=== Problem details ===
Go through the entries below and collect each line with the string "text" in it.

=== Provided entries ===
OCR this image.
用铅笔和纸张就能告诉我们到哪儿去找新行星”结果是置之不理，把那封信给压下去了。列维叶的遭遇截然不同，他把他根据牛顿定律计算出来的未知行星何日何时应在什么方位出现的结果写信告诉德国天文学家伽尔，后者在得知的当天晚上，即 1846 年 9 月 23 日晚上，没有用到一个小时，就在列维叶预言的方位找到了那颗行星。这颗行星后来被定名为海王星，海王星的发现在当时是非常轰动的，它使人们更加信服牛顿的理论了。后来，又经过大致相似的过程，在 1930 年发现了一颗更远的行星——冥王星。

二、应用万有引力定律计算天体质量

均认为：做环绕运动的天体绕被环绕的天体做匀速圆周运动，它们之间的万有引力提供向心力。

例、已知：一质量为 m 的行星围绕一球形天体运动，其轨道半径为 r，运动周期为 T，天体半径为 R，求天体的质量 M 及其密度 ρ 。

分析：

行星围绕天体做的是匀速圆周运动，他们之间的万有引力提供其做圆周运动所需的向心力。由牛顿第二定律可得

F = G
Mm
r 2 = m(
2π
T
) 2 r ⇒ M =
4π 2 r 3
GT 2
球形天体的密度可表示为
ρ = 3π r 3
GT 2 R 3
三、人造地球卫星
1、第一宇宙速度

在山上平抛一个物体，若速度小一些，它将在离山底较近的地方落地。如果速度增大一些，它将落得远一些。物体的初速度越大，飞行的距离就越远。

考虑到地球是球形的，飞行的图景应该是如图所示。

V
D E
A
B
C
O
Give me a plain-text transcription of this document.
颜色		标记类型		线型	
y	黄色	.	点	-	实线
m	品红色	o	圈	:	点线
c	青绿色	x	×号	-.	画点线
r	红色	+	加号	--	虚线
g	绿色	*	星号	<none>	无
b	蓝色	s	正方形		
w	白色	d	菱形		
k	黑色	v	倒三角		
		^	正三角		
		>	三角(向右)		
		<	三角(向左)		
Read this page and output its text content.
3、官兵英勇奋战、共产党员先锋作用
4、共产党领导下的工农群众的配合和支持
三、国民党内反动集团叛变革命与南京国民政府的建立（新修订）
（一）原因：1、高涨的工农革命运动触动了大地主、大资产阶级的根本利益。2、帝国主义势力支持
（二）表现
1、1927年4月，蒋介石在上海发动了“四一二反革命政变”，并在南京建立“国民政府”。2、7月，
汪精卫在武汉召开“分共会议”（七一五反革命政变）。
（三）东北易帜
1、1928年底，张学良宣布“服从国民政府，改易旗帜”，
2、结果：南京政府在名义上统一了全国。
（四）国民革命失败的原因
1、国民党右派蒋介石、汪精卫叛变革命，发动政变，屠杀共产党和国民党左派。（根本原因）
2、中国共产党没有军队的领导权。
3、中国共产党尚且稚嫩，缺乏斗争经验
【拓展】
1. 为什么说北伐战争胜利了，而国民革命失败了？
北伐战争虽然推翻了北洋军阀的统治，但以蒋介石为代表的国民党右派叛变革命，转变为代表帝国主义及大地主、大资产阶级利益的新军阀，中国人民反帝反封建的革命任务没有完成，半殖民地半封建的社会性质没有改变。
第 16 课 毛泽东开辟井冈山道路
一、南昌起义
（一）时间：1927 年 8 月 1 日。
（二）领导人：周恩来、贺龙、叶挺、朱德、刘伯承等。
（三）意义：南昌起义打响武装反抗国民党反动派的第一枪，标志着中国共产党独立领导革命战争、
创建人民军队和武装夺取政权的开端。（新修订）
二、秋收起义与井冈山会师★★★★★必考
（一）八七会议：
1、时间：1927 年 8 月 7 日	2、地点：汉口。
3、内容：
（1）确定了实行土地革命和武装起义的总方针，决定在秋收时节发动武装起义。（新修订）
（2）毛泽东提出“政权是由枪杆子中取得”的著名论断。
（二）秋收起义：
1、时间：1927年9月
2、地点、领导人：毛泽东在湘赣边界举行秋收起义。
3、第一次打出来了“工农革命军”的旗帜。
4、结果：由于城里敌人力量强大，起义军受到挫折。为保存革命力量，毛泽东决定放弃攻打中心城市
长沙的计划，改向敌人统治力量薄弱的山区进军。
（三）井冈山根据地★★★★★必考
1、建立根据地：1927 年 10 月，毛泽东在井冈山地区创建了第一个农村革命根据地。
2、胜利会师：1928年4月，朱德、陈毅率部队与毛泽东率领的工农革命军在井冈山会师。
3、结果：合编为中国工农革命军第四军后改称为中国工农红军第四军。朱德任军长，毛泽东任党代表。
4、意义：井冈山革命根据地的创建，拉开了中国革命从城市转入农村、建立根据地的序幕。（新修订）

=== Answer for this exercise ===
Give me a plain-text transcription of this document.
Read this page and output its text content.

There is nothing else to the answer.